Set exercise: Would you write out the listing verbatim and skip every picture in it?

Dataset items
▼
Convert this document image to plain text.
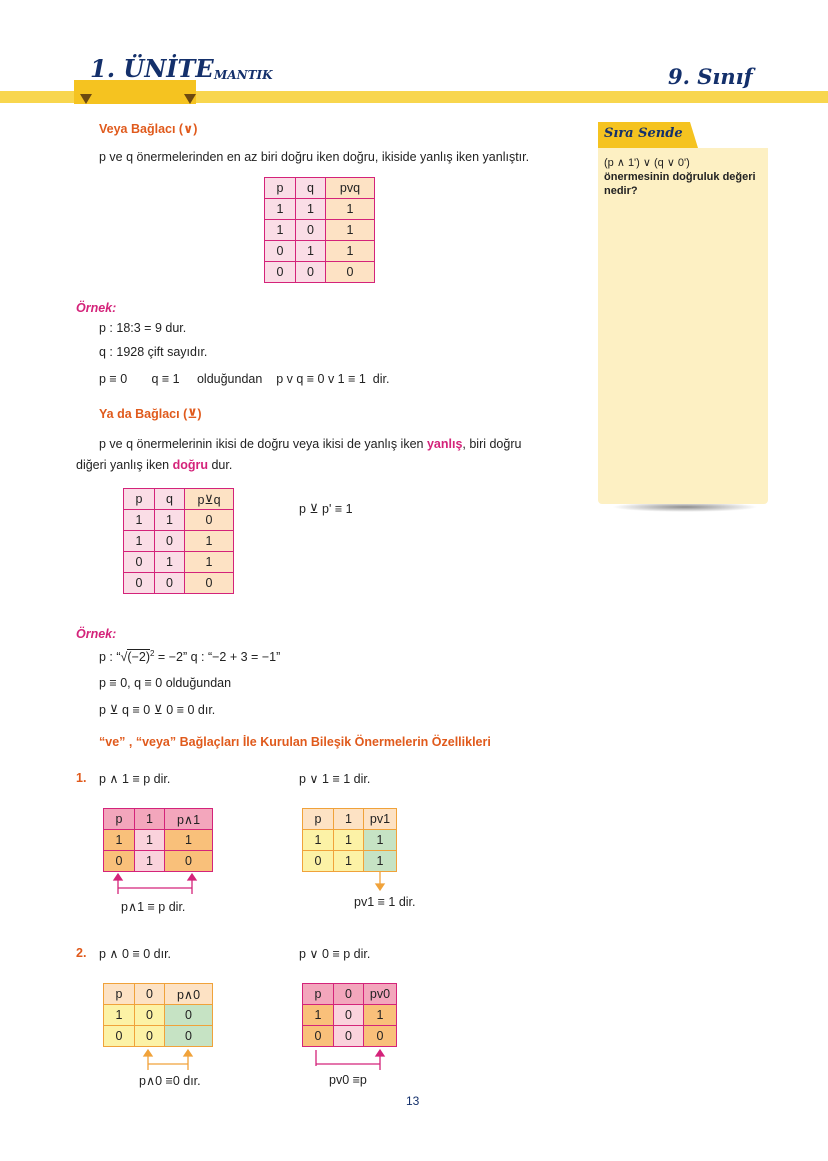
1. ÜNİTE MANTIK	9. Sınıf
Sıra Sende
(p ∧ 1') ∨ (q ∨ 0')
önermesinin doğruluk değeri nedir?
Veya Bağlacı (∨)
p ve q önermelerinden en az biri doğru iken doğru, ikiside yanlış iken yanlıştır.
p	q	pvq
1	1	1
1	0	1
0	1	1
0	0	0
Örnek:
p : 18:3 = 9 dur.
q : 1928 çift sayıdır.
p ≡ 0       q ≡ 1     olduğundan    p v q ≡ 0 v 1 ≡ 1  dir.
Ya da Bağlacı (⊻)
p ve q önermelerinin ikisi de doğru veya ikisi de yanlış iken yanlış, biri doğru
diğeri yanlış iken doğru dur.
p	q	p⊻q
1	1	0
1	0	1
0	1	1
0	0	0
p ⊻ p' ≡ 1
Örnek:
p : “$√(-2)^2 = -2$” q : “−2 + 3 = −1”
p ≡ 0, q ≡ 0 olduğundan
p ⊻ q ≡ 0 ⊻ 0 ≡ 0 dır.
“ve” , “veya” Bağlaçları İle Kurulan Bileşik Önermelerin Özellikleri
1. p ∧ 1 ≡ p dir.	p ∨ 1 ≡ 1 dir.
p	1	p∧1
1	1	1
0	1	0
p	1	pv1
1	1	1
0	1	1
p∧1 ≡ p dir.	pv1 ≡ 1 dir.
2. p ∧ 0 ≡ 0 dır.	p ∨ 0 ≡ p dir.
p	0	p∧0
1	0	0
0	0	0
p	0	pv0
1	0	1
0	0	0
p∧0 ≡0 dır.	pv0 ≡p
13
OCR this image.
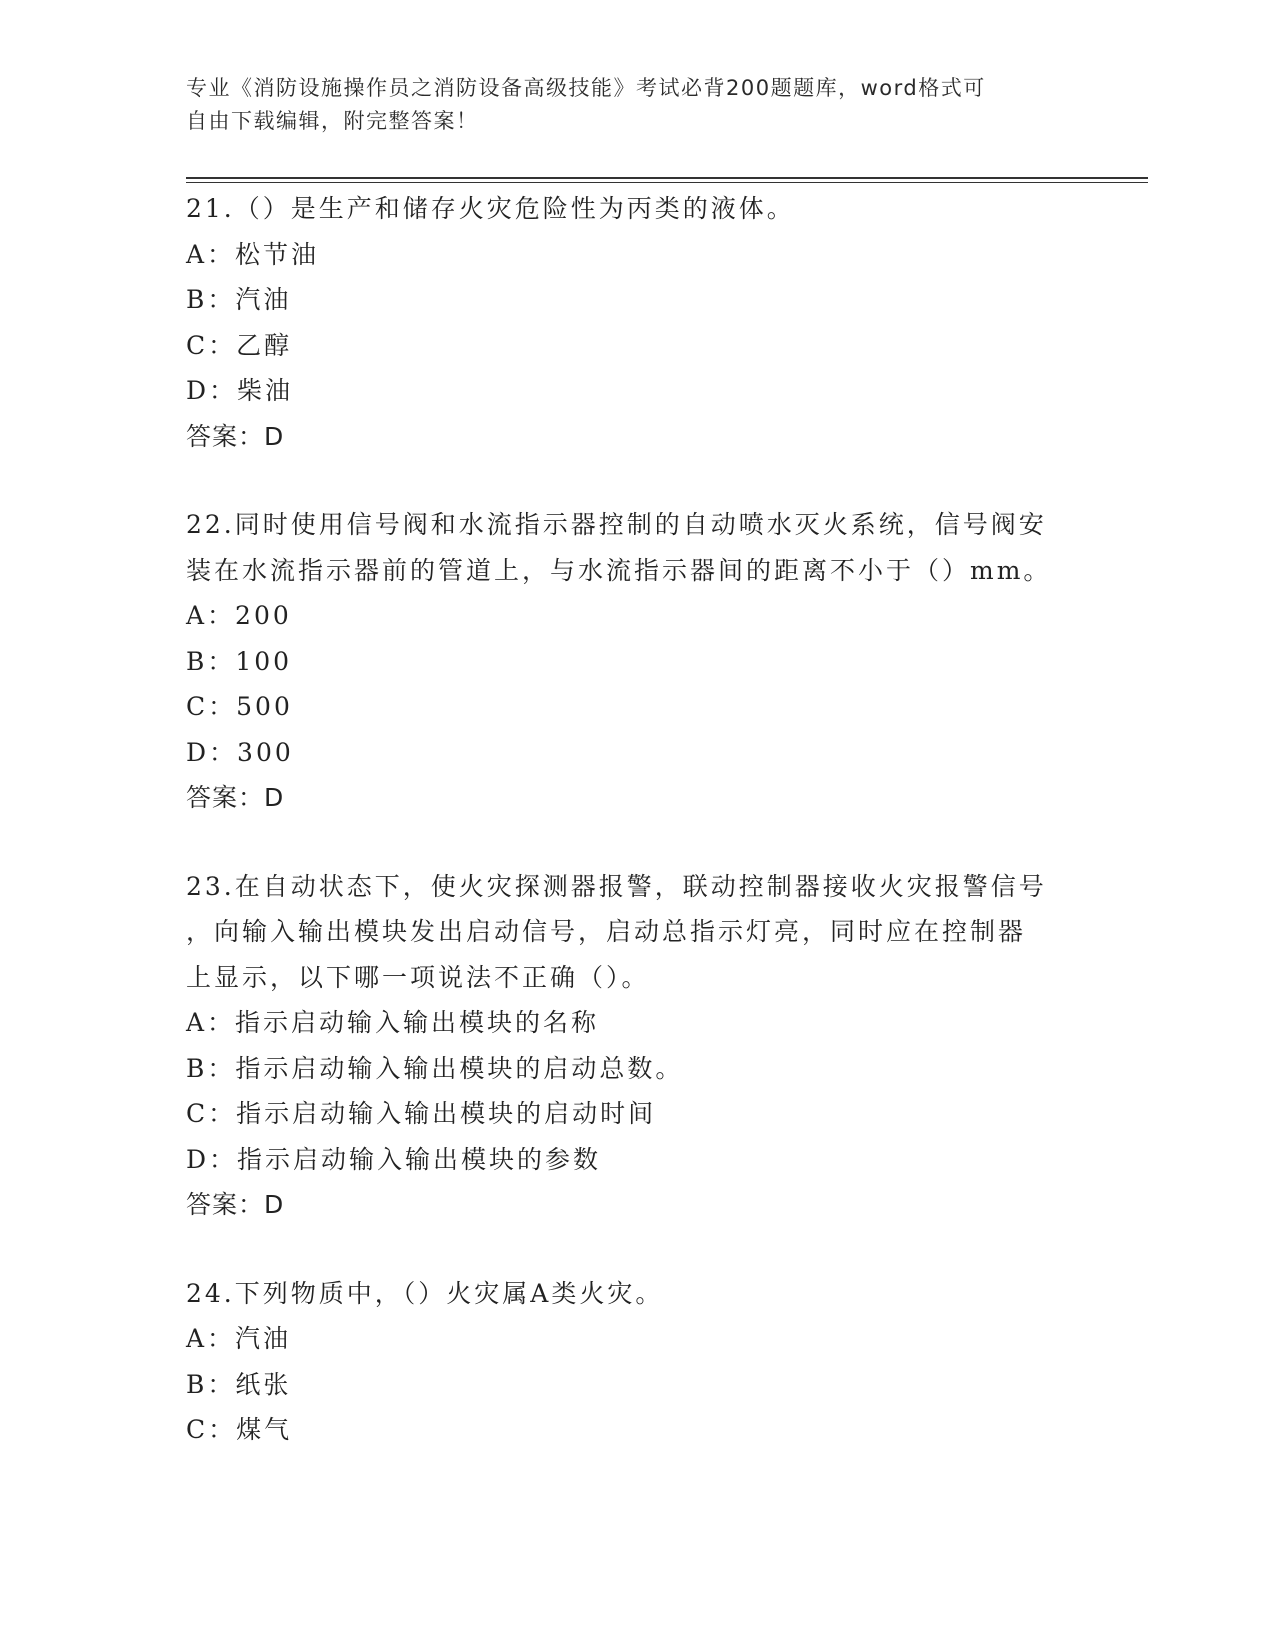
专业《消防设施操作员之消防设备高级技能》考试必背200题题库，word格式可
自由下载编辑，附完整答案！
21.（）是生产和储存火灾危险性为丙类的液体。
A：松节油
B：汽油
C：乙醇
D：柴油
答案：D
22.同时使用信号阀和水流指示器控制的自动喷水灭火系统，信号阀安
装在水流指示器前的管道上，与水流指示器间的距离不小于（）mm。
A：200
B：100
C：500
D：300
答案：D
23.在自动状态下，使火灾探测器报警，联动控制器接收火灾报警信号
，向输入输出模块发出启动信号，启动总指示灯亮，同时应在控制器
上显示，以下哪一项说法不正确（）。
A：指示启动输入输出模块的名称
B：指示启动输入输出模块的启动总数。
C：指示启动输入输出模块的启动时间
D：指示启动输入输出模块的参数
答案：D
24.下列物质中，（）火灾属A类火灾。
A：汽油
B：纸张
C：煤气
▲
Exercise solution:
Convert this document image to plain text.
1. ÜNİTE MANTIK	9. Sınıf
Sıra Sende
(p ∧ 1') ∨ (q ∨ 0')
önermesinin doğruluk değeri nedir?
Veya Bağlacı (∨)
p ve q önermelerinden en az biri doğru iken doğru, ikiside yanlış iken yanlıştır.
p	q	pvq
1	1	1
1	0	1
0	1	1
0	0	0
Örnek:
p : 18:3 = 9 dur.
q : 1928 çift sayıdır.
p ≡ 0       q ≡ 1     olduğundan    p v q ≡ 0 v 1 ≡ 1  dir.
Ya da Bağlacı (⊻)
p ve q önermelerinin ikisi de doğru veya ikisi de yanlış iken yanlış, biri doğru
diğeri yanlış iken doğru dur.
p	q	p⊻q
1	1	0
1	0	1
0	1	1
0	0	0
p ⊻ p' ≡ 1
Örnek:
p : “$√(-2)^2 = -2$” q : “−2 + 3 = −1”
p ≡ 0, q ≡ 0 olduğundan
p ⊻ q ≡ 0 ⊻ 0 ≡ 0 dır.
“ve” , “veya” Bağlaçları İle Kurulan Bileşik Önermelerin Özellikleri
1. p ∧ 1 ≡ p dir.	p ∨ 1 ≡ 1 dir.
p	1	p∧1
1	1	1
0	1	0
p	1	pv1
1	1	1
0	1	1
p∧1 ≡ p dir.	pv1 ≡ 1 dir.
2. p ∧ 0 ≡ 0 dır.	p ∨ 0 ≡ p dir.
p	0	p∧0
1	0	0
0	0	0
p	0	pv0
1	0	1
0	0	0
p∧0 ≡0 dır.	pv0 ≡p
13
OCR this image.
专业《消防设施操作员之消防设备高级技能》考试必背200题题库，word格式可
自由下载编辑，附完整答案！
21.（）是生产和储存火灾危险性为丙类的液体。
A：松节油
B：汽油
C：乙醇
D：柴油
答案：D
22.同时使用信号阀和水流指示器控制的自动喷水灭火系统，信号阀安
装在水流指示器前的管道上，与水流指示器间的距离不小于（）mm。
A：200
B：100
C：500
D：300
答案：D
23.在自动状态下，使火灾探测器报警，联动控制器接收火灾报警信号
，向输入输出模块发出启动信号，启动总指示灯亮，同时应在控制器
上显示，以下哪一项说法不正确（）。
A：指示启动输入输出模块的名称
B：指示启动输入输出模块的启动总数。
C：指示启动输入输出模块的启动时间
D：指示启动输入输出模块的参数
答案：D
24.下列物质中，（）火灾属A类火灾。
A：汽油
B：纸张
C：煤气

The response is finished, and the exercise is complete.